**Your instructions**
Locate the string "JSON" throughout the material and copy every line in which it occurs.
## Start Raw records
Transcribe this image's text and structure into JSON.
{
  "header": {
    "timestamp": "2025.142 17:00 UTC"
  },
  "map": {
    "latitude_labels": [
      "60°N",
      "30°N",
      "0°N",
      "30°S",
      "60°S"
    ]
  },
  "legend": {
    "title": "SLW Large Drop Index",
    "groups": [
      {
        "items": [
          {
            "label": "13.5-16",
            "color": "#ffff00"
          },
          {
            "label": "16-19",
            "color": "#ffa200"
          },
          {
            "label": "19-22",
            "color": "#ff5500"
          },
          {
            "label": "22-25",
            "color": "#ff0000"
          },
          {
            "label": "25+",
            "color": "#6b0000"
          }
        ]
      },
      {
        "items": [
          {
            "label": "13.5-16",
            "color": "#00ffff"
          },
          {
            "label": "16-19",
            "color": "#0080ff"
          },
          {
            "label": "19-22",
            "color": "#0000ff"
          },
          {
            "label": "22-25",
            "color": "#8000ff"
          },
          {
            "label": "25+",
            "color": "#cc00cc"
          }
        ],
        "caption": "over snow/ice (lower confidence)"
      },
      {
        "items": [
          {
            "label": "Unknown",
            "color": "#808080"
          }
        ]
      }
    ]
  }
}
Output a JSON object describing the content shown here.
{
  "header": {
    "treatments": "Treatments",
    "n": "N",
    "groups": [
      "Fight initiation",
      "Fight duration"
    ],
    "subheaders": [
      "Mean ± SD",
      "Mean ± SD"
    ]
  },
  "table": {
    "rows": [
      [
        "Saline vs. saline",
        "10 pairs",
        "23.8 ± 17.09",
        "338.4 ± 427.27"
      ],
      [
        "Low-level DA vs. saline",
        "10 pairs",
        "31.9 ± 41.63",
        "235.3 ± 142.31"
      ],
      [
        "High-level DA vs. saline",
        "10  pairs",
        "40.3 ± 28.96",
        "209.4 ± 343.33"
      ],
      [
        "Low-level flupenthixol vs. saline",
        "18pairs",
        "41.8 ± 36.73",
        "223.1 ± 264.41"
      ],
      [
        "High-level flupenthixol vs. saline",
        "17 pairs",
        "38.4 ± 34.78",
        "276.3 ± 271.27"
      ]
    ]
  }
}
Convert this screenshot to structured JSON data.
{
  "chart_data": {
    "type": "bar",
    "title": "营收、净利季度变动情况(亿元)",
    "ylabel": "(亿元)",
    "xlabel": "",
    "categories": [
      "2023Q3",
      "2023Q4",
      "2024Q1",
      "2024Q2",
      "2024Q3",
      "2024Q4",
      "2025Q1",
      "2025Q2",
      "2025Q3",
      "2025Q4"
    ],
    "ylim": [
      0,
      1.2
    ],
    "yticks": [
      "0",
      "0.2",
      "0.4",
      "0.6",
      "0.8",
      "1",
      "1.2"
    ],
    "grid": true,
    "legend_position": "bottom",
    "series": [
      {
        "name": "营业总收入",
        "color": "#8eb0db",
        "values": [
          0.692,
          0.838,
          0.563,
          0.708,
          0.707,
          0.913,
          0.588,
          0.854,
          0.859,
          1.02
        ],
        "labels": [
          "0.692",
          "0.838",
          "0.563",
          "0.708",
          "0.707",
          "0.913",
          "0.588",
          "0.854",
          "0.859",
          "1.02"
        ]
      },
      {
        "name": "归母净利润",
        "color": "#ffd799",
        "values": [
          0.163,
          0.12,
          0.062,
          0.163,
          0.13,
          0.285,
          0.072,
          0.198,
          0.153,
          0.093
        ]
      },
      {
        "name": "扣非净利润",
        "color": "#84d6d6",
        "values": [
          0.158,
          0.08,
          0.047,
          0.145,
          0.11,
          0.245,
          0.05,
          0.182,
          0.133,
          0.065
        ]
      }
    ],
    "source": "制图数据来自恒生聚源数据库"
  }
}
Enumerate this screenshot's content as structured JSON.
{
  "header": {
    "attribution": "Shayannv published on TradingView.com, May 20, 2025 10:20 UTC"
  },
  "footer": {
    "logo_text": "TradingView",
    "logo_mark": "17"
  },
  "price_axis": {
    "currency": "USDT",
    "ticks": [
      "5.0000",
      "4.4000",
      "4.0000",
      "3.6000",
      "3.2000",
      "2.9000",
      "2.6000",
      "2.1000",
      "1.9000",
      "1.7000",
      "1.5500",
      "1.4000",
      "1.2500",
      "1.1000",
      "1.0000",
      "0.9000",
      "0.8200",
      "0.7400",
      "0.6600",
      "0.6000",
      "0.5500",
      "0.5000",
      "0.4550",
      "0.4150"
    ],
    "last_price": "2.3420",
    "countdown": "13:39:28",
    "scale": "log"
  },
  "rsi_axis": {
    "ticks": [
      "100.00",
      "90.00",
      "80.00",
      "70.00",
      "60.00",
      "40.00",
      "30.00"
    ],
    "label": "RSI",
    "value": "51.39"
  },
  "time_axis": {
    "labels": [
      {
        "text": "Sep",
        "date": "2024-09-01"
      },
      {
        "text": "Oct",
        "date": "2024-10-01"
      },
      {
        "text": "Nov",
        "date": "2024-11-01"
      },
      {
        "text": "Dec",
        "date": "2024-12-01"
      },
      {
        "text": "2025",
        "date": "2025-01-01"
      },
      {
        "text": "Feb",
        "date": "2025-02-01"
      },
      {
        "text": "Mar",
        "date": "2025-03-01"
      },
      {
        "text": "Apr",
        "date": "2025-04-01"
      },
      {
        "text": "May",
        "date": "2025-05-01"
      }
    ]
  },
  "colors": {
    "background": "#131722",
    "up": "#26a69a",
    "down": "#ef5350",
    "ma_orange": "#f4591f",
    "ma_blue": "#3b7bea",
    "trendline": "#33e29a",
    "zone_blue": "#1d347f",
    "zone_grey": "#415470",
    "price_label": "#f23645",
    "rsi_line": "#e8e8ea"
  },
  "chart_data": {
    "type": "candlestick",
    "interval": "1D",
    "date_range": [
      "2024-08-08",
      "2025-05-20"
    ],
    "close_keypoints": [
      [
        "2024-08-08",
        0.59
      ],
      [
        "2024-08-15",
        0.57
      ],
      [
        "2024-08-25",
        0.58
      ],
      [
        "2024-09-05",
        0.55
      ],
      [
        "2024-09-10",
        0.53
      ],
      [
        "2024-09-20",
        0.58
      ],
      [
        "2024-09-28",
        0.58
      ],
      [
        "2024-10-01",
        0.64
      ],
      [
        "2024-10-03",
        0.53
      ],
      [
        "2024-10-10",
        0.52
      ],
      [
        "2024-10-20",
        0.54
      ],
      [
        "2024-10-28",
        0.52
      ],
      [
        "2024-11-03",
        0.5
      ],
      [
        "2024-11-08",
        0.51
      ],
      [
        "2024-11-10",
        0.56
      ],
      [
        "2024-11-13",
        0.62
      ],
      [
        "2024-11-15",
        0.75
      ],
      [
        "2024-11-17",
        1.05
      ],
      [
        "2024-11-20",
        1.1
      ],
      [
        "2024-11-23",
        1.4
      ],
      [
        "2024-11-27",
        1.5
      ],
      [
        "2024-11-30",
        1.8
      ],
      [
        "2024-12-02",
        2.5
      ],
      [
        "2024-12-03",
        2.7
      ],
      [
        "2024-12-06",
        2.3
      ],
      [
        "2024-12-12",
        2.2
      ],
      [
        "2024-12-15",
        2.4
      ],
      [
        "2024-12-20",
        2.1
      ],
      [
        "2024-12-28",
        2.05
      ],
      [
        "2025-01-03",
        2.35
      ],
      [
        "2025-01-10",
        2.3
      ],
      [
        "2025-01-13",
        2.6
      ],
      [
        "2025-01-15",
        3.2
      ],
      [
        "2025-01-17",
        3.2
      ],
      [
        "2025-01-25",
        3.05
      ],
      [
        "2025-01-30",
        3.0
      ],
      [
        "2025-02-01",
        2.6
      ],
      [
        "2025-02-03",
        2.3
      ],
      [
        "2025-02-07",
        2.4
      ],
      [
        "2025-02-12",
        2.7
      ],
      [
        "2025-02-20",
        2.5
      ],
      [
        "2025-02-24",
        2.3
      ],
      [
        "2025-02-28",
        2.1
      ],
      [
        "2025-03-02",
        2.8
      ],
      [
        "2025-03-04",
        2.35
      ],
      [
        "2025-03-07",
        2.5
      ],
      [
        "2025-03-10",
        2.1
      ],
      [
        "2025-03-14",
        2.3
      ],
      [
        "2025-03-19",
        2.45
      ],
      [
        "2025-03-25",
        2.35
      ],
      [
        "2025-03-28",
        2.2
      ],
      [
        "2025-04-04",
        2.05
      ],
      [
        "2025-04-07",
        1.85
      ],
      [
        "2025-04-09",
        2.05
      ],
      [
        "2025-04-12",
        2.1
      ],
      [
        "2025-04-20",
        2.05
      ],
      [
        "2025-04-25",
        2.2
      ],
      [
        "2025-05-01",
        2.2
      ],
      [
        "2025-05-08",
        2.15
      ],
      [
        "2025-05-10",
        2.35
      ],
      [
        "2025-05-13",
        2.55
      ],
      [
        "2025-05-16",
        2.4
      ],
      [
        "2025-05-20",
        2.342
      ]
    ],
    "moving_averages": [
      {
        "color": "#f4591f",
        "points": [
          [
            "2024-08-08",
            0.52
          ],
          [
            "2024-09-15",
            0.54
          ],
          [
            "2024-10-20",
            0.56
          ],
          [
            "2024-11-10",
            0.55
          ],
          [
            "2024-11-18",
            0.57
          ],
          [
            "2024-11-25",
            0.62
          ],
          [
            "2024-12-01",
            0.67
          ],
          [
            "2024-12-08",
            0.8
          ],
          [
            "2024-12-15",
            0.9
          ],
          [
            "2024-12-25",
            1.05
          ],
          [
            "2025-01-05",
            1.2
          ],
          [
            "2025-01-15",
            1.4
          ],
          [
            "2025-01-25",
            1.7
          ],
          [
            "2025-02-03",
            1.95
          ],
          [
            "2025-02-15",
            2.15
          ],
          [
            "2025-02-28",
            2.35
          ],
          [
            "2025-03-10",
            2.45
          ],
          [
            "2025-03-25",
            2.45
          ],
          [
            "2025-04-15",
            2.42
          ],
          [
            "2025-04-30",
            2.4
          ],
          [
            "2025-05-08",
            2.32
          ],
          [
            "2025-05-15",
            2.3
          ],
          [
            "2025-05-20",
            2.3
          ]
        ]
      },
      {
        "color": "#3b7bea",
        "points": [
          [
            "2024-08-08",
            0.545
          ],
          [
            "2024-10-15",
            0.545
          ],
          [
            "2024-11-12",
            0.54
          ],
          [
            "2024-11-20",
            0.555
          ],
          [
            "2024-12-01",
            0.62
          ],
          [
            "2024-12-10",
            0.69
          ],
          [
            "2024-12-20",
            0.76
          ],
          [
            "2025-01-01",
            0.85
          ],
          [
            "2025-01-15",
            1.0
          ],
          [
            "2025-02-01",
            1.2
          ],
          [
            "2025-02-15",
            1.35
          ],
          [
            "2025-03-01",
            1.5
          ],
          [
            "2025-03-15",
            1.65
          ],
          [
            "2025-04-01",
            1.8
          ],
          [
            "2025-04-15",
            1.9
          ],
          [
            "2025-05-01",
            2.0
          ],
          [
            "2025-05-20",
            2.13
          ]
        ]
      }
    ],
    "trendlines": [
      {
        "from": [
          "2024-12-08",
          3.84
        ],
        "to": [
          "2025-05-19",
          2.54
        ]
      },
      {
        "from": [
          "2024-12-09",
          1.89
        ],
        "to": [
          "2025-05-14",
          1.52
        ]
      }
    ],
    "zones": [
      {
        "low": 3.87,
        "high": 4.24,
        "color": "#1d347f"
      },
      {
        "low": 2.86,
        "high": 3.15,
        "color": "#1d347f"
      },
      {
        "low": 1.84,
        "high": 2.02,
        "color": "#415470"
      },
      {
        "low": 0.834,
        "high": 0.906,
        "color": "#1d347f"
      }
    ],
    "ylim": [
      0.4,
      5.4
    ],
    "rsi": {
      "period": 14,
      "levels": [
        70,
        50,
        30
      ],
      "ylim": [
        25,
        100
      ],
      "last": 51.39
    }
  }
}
## End Raw records
**Finished task**
Transcribe this image's text and structure into JSON.
Output a JSON object describing the content shown here.
Convert this screenshot to structured JSON data.
Enumerate this screenshot's content as structured JSON.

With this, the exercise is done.